• WHAT THE TASK ASKS:
Copy every line of the data that includes the string "Sale".

Records excerpted from a collection

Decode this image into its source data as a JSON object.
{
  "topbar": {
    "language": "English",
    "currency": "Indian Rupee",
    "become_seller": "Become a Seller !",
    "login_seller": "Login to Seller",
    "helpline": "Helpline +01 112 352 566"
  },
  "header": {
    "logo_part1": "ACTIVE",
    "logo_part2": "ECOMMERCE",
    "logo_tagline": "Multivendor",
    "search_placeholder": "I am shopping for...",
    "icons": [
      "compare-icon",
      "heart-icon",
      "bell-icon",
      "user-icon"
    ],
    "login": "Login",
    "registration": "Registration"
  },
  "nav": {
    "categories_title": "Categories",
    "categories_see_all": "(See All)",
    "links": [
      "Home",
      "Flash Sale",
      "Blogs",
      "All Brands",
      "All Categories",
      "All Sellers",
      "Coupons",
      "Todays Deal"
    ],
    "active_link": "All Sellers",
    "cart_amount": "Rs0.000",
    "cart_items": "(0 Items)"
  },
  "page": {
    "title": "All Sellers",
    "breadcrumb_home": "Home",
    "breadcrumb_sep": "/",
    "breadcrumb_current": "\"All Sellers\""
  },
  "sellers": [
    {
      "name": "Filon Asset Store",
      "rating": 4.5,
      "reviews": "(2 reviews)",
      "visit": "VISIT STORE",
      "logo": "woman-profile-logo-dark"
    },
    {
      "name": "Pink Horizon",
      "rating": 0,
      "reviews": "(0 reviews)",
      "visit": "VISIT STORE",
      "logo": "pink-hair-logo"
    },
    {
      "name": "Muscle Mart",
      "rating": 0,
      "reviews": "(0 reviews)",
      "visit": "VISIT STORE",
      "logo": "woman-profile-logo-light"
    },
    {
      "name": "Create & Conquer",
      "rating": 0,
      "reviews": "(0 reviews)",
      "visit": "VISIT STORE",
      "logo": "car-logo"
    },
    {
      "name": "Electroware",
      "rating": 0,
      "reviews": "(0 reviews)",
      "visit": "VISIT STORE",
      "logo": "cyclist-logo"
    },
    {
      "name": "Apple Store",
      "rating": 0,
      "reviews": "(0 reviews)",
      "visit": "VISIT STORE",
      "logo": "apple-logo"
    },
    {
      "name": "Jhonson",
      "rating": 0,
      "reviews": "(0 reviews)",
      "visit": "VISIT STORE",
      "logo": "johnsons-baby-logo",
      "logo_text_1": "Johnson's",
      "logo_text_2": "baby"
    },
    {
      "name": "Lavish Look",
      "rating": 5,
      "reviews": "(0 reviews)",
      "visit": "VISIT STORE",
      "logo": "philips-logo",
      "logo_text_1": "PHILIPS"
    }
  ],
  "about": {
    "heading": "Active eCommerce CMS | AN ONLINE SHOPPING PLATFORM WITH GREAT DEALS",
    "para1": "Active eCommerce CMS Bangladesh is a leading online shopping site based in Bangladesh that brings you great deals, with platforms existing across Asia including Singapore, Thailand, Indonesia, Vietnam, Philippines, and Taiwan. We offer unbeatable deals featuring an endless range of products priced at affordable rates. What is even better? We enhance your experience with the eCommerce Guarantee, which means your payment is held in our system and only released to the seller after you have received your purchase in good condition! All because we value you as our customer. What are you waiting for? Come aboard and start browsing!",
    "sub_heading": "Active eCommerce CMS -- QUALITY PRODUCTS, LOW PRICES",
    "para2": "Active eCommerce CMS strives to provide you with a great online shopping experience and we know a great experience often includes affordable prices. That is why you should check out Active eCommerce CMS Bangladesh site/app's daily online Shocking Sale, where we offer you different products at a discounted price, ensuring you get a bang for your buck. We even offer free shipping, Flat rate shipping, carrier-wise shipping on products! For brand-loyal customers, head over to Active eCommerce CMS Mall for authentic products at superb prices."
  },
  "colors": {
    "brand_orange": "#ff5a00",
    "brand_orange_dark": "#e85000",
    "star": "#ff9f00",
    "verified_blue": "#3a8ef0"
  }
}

• TASK RESULT:
      "Flash Sale",
    "para2": "Active eCommerce CMS strives to provide you with a great online shopping experience and we know a great experience often includes affordable prices. That is why you should check out Active eCommerce CMS Bangladesh site/app's daily online Shocking Sale, where we offer you different products at a discounted price, ensuring you get a bang for your buck. We even offer free shipping, Flat rate shipping, carrier-wise shipping on products! For brand-loyal customers, head over to Active eCommerce CMS Mall for authentic products at superb prices."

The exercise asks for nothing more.